GIVEN TASK: Copy the listing below line for line, keeping every character as it is, from the first line to the last.

DATA SHOWN:
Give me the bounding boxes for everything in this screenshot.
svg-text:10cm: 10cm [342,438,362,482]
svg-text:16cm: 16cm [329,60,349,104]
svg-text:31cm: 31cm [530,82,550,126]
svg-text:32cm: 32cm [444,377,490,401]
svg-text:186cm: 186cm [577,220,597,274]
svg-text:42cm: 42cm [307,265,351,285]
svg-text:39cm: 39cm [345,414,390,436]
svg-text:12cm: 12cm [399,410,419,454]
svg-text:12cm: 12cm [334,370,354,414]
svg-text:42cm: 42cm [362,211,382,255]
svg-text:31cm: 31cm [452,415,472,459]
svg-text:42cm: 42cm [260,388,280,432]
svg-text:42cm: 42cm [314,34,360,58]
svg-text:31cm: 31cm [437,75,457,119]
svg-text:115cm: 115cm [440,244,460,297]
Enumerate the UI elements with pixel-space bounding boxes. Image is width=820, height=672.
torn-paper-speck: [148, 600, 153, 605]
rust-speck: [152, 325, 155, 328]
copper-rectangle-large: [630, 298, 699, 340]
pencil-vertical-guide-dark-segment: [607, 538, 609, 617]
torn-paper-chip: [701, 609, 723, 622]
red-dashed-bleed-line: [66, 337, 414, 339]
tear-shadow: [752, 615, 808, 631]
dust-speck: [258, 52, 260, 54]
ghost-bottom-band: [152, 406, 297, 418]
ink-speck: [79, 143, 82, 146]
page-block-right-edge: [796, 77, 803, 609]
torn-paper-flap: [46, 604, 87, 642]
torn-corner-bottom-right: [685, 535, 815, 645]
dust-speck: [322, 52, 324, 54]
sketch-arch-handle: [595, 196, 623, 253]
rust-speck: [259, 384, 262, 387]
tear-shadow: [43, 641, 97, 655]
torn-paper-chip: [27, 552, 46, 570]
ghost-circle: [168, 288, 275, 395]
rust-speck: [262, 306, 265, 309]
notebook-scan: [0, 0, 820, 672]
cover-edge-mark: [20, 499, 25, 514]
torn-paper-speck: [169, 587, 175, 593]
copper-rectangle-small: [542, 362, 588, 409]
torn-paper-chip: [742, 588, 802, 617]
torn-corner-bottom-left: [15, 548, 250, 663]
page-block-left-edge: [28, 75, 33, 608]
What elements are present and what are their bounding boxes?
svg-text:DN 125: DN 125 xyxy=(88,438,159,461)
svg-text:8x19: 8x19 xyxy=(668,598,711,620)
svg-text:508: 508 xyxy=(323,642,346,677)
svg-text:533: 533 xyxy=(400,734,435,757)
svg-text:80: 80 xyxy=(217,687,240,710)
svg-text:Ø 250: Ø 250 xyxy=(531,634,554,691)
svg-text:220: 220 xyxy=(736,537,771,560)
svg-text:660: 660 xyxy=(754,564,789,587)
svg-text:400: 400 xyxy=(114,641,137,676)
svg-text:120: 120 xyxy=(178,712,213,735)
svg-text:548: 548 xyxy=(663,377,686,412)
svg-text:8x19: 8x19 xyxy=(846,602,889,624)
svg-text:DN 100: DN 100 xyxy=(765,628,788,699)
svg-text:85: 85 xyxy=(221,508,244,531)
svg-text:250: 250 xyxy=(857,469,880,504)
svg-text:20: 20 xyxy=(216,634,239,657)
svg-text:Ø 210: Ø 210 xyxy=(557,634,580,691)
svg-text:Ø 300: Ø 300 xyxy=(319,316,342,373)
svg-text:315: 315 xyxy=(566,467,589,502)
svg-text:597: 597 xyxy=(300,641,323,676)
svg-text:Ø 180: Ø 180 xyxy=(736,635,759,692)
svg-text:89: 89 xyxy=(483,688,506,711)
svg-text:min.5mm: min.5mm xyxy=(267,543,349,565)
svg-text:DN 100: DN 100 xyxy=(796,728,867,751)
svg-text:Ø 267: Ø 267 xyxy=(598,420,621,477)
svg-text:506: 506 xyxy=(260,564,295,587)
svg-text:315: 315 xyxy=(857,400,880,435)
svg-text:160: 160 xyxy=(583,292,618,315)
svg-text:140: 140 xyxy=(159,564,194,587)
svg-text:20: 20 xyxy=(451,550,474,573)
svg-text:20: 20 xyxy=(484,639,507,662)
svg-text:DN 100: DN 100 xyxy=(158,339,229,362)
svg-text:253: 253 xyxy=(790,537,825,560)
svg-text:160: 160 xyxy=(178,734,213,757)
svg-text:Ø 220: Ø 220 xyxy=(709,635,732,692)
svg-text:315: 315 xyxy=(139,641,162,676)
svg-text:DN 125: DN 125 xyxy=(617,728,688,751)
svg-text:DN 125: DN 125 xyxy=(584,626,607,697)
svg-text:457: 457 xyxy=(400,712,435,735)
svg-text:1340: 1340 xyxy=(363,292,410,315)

EXERCISE RESPONSE:
Give me the bounding boxes for everything in this screenshot.
svg-text:10cm: 10cm [342,438,362,482]
svg-text:16cm: 16cm [329,60,349,104]
svg-text:31cm: 31cm [530,82,550,126]
svg-text:32cm: 32cm [444,377,490,401]
svg-text:186cm: 186cm [577,220,597,274]
svg-text:42cm: 42cm [307,265,351,285]
svg-text:39cm: 39cm [345,414,390,436]
svg-text:12cm: 12cm [399,410,419,454]
svg-text:12cm: 12cm [334,370,354,414]
svg-text:42cm: 42cm [362,211,382,255]
svg-text:31cm: 31cm [452,415,472,459]
svg-text:42cm: 42cm [260,388,280,432]
svg-text:42cm: 42cm [314,34,360,58]
svg-text:31cm: 31cm [437,75,457,119]
svg-text:115cm: 115cm [440,244,460,297]
Enumerate the UI elements with pixel-space bounding boxes. Image is width=820, height=672.
torn-paper-speck: [148, 600, 153, 605]
rust-speck: [152, 325, 155, 328]
copper-rectangle-large: [630, 298, 699, 340]
pencil-vertical-guide-dark-segment: [607, 538, 609, 617]
torn-paper-chip: [701, 609, 723, 622]
red-dashed-bleed-line: [66, 337, 414, 339]
tear-shadow: [752, 615, 808, 631]
dust-speck: [258, 52, 260, 54]
ghost-bottom-band: [152, 406, 297, 418]
ink-speck: [79, 143, 82, 146]
page-block-right-edge: [796, 77, 803, 609]
torn-paper-flap: [46, 604, 87, 642]
torn-corner-bottom-right: [685, 535, 815, 645]
dust-speck: [322, 52, 324, 54]
sketch-arch-handle: [595, 196, 623, 253]
rust-speck: [259, 384, 262, 387]
tear-shadow: [43, 641, 97, 655]
torn-paper-chip: [27, 552, 46, 570]
ghost-circle: [168, 288, 275, 395]
rust-speck: [262, 306, 265, 309]
notebook-scan: [0, 0, 820, 672]
cover-edge-mark: [20, 499, 25, 514]
torn-paper-speck: [169, 587, 175, 593]
copper-rectangle-small: [542, 362, 588, 409]
torn-paper-chip: [742, 588, 802, 617]
torn-corner-bottom-left: [15, 548, 250, 663]
page-block-left-edge: [28, 75, 33, 608]
What elements are present and what are their bounding boxes?
svg-text:DN 125: DN 125 xyxy=(88,438,159,461)
svg-text:8x19: 8x19 xyxy=(668,598,711,620)
svg-text:508: 508 xyxy=(323,642,346,677)
svg-text:533: 533 xyxy=(400,734,435,757)
svg-text:80: 80 xyxy=(217,687,240,710)
svg-text:Ø 250: Ø 250 xyxy=(531,634,554,691)
svg-text:220: 220 xyxy=(736,537,771,560)
svg-text:660: 660 xyxy=(754,564,789,587)
svg-text:400: 400 xyxy=(114,641,137,676)
svg-text:120: 120 xyxy=(178,712,213,735)
svg-text:548: 548 xyxy=(663,377,686,412)
svg-text:8x19: 8x19 xyxy=(846,602,889,624)
svg-text:DN 100: DN 100 xyxy=(765,628,788,699)
svg-text:85: 85 xyxy=(221,508,244,531)
svg-text:250: 250 xyxy=(857,469,880,504)
svg-text:20: 20 xyxy=(216,634,239,657)
svg-text:Ø 210: Ø 210 xyxy=(557,634,580,691)
svg-text:Ø 300: Ø 300 xyxy=(319,316,342,373)
svg-text:315: 315 xyxy=(566,467,589,502)
svg-text:597: 597 xyxy=(300,641,323,676)
svg-text:Ø 180: Ø 180 xyxy=(736,635,759,692)
svg-text:89: 89 xyxy=(483,688,506,711)
svg-text:min.5mm: min.5mm xyxy=(267,543,349,565)
svg-text:DN 100: DN 100 xyxy=(796,728,867,751)
svg-text:Ø 267: Ø 267 xyxy=(598,420,621,477)
svg-text:506: 506 xyxy=(260,564,295,587)
svg-text:315: 315 xyxy=(857,400,880,435)
svg-text:160: 160 xyxy=(583,292,618,315)
svg-text:140: 140 xyxy=(159,564,194,587)
svg-text:20: 20 xyxy=(451,550,474,573)
svg-text:20: 20 xyxy=(484,639,507,662)
svg-text:DN 100: DN 100 xyxy=(158,339,229,362)
svg-text:253: 253 xyxy=(790,537,825,560)
svg-text:160: 160 xyxy=(178,734,213,757)
svg-text:Ø 220: Ø 220 xyxy=(709,635,732,692)
svg-text:315: 315 xyxy=(139,641,162,676)
svg-text:DN 125: DN 125 xyxy=(617,728,688,751)
svg-text:DN 125: DN 125 xyxy=(584,626,607,697)
svg-text:457: 457 xyxy=(400,712,435,735)
svg-text:1340: 1340 xyxy=(363,292,410,315)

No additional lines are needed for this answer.